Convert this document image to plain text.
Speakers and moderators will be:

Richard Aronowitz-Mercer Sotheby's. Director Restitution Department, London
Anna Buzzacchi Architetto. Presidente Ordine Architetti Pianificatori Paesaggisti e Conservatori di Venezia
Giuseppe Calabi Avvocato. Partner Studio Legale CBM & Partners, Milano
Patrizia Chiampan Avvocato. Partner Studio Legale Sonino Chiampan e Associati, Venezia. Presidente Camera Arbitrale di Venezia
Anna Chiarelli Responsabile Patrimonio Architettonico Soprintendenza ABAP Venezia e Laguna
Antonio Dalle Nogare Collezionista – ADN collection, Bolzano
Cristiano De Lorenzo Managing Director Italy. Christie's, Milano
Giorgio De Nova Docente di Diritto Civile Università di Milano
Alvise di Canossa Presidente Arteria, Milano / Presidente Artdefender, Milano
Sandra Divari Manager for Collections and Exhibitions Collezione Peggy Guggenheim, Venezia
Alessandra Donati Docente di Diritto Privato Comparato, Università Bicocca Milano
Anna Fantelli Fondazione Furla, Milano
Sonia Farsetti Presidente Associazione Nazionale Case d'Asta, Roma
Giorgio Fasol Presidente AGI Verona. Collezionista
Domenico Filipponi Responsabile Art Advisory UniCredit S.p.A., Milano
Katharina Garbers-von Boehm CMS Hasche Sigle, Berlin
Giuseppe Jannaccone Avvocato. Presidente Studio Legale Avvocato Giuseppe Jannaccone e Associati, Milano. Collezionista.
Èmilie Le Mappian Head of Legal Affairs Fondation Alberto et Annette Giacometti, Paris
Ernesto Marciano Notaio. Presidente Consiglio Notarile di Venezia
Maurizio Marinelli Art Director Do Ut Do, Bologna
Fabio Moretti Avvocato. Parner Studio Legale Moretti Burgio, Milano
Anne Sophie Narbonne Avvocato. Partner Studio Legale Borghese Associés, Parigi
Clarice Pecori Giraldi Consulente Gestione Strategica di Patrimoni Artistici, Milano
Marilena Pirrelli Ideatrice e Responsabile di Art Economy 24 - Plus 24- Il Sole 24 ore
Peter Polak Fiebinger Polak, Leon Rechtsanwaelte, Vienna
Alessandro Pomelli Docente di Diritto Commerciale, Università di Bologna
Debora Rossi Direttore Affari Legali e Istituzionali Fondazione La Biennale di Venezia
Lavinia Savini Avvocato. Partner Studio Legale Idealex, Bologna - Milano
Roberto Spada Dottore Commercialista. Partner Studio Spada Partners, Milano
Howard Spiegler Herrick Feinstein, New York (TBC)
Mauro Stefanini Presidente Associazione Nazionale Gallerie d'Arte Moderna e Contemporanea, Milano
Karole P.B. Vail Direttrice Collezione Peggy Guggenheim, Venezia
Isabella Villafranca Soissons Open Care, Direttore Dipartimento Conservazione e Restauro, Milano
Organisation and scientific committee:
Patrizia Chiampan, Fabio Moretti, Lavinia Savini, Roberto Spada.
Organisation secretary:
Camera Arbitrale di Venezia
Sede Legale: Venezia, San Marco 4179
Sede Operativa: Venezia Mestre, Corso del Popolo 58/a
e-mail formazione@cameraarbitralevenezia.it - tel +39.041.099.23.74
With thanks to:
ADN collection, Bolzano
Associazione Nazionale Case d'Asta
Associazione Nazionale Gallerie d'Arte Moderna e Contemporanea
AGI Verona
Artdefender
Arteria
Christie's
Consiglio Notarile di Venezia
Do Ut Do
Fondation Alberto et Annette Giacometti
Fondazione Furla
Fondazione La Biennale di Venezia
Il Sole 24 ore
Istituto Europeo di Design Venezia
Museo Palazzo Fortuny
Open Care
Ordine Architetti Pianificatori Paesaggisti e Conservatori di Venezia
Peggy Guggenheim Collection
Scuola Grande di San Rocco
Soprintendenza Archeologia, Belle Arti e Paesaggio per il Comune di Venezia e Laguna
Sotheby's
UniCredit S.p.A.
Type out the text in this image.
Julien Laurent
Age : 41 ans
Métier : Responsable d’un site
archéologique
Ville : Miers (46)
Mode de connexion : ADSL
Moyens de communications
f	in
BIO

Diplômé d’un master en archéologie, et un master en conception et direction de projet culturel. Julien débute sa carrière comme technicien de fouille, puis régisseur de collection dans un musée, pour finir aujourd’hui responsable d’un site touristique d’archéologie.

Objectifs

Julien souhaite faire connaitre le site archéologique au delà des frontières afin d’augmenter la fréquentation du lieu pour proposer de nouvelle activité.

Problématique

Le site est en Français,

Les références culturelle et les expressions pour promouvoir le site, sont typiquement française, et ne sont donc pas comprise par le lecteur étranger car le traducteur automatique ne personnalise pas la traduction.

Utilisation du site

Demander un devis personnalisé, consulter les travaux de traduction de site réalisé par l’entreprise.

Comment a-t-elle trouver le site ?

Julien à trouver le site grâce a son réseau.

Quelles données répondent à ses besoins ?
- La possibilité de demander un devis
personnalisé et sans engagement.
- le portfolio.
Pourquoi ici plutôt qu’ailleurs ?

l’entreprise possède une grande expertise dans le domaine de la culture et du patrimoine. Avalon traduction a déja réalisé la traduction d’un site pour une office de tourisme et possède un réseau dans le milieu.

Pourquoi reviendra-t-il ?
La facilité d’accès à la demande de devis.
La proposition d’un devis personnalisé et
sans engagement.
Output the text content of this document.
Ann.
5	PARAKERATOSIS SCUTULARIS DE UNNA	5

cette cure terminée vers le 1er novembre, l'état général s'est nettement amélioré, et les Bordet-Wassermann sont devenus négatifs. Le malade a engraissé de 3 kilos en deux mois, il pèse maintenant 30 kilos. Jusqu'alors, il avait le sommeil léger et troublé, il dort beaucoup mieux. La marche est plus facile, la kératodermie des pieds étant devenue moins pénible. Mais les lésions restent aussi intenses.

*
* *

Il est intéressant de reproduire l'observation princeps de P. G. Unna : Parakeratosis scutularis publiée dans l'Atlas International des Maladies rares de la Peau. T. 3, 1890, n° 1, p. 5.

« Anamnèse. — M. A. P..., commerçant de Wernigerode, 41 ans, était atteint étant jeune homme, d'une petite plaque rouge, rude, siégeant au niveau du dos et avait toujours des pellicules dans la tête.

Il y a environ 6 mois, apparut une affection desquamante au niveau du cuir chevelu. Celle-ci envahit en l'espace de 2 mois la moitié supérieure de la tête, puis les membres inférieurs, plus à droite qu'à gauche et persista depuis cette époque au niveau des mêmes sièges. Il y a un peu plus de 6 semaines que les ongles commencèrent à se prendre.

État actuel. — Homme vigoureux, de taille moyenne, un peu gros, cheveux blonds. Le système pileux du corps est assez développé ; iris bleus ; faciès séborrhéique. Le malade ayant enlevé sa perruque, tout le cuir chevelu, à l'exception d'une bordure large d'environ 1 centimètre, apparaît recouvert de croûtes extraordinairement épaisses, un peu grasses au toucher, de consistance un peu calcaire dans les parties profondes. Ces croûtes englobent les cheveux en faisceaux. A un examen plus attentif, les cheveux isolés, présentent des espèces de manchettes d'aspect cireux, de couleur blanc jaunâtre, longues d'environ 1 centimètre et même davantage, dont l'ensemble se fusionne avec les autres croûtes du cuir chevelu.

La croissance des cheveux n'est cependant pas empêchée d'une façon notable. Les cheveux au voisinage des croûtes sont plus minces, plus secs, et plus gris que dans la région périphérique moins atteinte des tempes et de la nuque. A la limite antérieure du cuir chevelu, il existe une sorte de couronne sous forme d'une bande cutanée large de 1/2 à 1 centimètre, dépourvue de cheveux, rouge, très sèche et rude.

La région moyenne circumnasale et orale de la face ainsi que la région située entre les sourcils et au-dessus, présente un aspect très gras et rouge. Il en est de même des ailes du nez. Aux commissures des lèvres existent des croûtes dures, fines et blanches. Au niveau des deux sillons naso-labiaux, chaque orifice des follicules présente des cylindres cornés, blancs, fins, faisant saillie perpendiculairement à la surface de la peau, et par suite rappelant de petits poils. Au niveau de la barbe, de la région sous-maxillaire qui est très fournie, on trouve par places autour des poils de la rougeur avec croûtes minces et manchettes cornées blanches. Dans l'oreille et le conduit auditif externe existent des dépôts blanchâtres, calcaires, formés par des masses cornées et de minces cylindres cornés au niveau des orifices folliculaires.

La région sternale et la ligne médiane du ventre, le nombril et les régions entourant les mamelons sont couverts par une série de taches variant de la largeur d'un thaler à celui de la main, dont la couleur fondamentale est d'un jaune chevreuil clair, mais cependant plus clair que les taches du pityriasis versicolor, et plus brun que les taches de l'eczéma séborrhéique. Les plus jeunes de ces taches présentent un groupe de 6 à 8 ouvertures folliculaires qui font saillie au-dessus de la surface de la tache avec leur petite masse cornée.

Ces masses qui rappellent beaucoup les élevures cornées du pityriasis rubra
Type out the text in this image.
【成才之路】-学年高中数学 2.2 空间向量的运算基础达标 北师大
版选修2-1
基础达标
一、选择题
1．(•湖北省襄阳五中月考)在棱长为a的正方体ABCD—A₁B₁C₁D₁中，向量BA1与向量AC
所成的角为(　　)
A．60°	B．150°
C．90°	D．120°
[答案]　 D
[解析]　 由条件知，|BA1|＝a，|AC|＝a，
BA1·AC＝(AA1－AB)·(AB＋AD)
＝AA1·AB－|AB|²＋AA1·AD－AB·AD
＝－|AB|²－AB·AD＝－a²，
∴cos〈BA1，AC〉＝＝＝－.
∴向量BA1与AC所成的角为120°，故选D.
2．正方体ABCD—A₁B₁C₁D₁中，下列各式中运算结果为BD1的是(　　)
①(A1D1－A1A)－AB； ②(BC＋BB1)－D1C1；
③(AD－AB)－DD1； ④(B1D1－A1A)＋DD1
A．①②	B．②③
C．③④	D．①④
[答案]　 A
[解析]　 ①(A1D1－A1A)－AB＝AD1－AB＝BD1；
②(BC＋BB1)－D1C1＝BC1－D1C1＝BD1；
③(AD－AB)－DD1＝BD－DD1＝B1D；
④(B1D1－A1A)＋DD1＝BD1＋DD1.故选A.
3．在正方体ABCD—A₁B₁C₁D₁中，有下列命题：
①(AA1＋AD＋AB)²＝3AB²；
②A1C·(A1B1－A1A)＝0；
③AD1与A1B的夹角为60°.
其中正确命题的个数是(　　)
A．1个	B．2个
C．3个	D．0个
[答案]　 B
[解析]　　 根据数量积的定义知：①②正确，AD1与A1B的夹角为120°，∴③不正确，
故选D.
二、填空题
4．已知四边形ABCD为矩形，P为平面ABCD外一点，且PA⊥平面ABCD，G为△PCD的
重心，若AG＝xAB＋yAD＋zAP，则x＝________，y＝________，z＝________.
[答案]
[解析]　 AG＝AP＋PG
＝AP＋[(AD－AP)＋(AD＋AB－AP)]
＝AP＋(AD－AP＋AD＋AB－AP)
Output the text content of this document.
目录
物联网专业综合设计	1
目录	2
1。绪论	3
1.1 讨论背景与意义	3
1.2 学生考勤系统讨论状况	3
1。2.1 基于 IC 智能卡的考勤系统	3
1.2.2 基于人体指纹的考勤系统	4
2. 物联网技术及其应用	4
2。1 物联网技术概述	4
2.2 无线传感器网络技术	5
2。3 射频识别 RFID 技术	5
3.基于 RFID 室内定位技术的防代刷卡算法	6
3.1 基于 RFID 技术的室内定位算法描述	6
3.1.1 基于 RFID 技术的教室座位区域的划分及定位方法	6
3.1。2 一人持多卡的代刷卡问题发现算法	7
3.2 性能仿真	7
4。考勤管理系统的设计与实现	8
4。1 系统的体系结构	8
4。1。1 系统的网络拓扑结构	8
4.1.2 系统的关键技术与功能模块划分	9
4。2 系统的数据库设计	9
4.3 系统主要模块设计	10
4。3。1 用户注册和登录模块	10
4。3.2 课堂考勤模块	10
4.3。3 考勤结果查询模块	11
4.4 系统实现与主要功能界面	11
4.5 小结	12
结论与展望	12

Challenge: Pick out every line of the listing containing the word "Giacometti", and show those lines.

Result of this task:
Èmilie Le Mappian Head of Legal Affairs Fondation Alberto et Annette Giacometti, Paris
Fondation Alberto et Annette Giacometti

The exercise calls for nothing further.